[Extracts from a graphics dataset]
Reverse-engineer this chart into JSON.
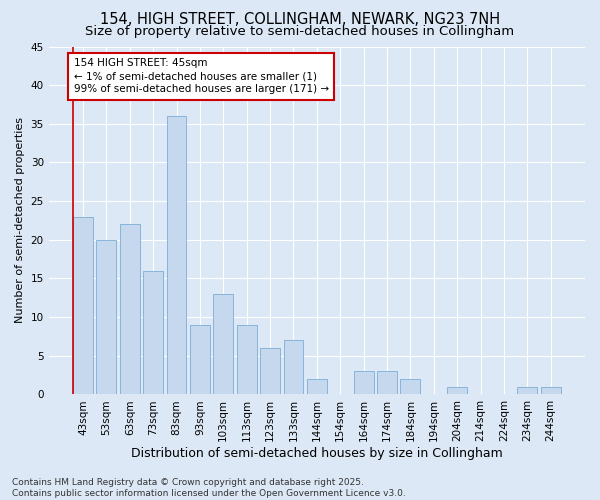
{
  "title1": "154, HIGH STREET, COLLINGHAM, NEWARK, NG23 7NH",
  "title2": "Size of property relative to semi-detached houses in Collingham",
  "xlabel": "Distribution of semi-detached houses by size in Collingham",
  "ylabel": "Number of semi-detached properties",
  "bar_color": "#c5d8ed",
  "bar_edge_color": "#7aadd4",
  "background_color": "#dce8f5",
  "grid_color": "#ffffff",
  "categories": [
    "43sqm",
    "53sqm",
    "63sqm",
    "73sqm",
    "83sqm",
    "93sqm",
    "103sqm",
    "113sqm",
    "123sqm",
    "133sqm",
    "144sqm",
    "154sqm",
    "164sqm",
    "174sqm",
    "184sqm",
    "194sqm",
    "204sqm",
    "214sqm",
    "224sqm",
    "234sqm",
    "244sqm"
  ],
  "values": [
    23,
    20,
    22,
    16,
    36,
    9,
    13,
    9,
    6,
    7,
    2,
    0,
    3,
    3,
    2,
    0,
    1,
    0,
    0,
    1,
    1
  ],
  "highlight_index": 0,
  "annotation_text": "154 HIGH STREET: 45sqm\n← 1% of semi-detached houses are smaller (1)\n99% of semi-detached houses are larger (171) →",
  "annotation_box_color": "#ffffff",
  "annotation_box_edge_color": "#cc0000",
  "footer_text": "Contains HM Land Registry data © Crown copyright and database right 2025.\nContains public sector information licensed under the Open Government Licence v3.0.",
  "ylim": [
    0,
    45
  ],
  "yticks": [
    0,
    5,
    10,
    15,
    20,
    25,
    30,
    35,
    40,
    45
  ],
  "title1_fontsize": 10.5,
  "title2_fontsize": 9.5,
  "xlabel_fontsize": 9,
  "ylabel_fontsize": 8,
  "tick_fontsize": 7.5,
  "annotation_fontsize": 7.5,
  "footer_fontsize": 6.5
}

### Given exercise
Copy every entry word for word, but omit the pictures.

### Expected output
Reverse-engineer this chart into JSON.
{
  "title1": "154, HIGH STREET, COLLINGHAM, NEWARK, NG23 7NH",
  "title2": "Size of property relative to semi-detached houses in Collingham",
  "xlabel": "Distribution of semi-detached houses by size in Collingham",
  "ylabel": "Number of semi-detached properties",
  "bar_color": "#c5d8ed",
  "bar_edge_color": "#7aadd4",
  "background_color": "#dce8f5",
  "grid_color": "#ffffff",
  "categories": [
    "43sqm",
    "53sqm",
    "63sqm",
    "73sqm",
    "83sqm",
    "93sqm",
    "103sqm",
    "113sqm",
    "123sqm",
    "133sqm",
    "144sqm",
    "154sqm",
    "164sqm",
    "174sqm",
    "184sqm",
    "194sqm",
    "204sqm",
    "214sqm",
    "224sqm",
    "234sqm",
    "244sqm"
  ],
  "values": [
    23,
    20,
    22,
    16,
    36,
    9,
    13,
    9,
    6,
    7,
    2,
    0,
    3,
    3,
    2,
    0,
    1,
    0,
    0,
    1,
    1
  ],
  "highlight_index": 0,
  "annotation_text": "154 HIGH STREET: 45sqm\n← 1% of semi-detached houses are smaller (1)\n99% of semi-detached houses are larger (171) →",
  "annotation_box_color": "#ffffff",
  "annotation_box_edge_color": "#cc0000",
  "footer_text": "Contains HM Land Registry data © Crown copyright and database right 2025.\nContains public sector information licensed under the Open Government Licence v3.0.",
  "ylim": [
    0,
    45
  ],
  "yticks": [
    0,
    5,
    10,
    15,
    20,
    25,
    30,
    35,
    40,
    45
  ],
  "title1_fontsize": 10.5,
  "title2_fontsize": 9.5,
  "xlabel_fontsize": 9,
  "ylabel_fontsize": 8,
  "tick_fontsize": 7.5,
  "annotation_fontsize": 7.5,
  "footer_fontsize": 6.5
}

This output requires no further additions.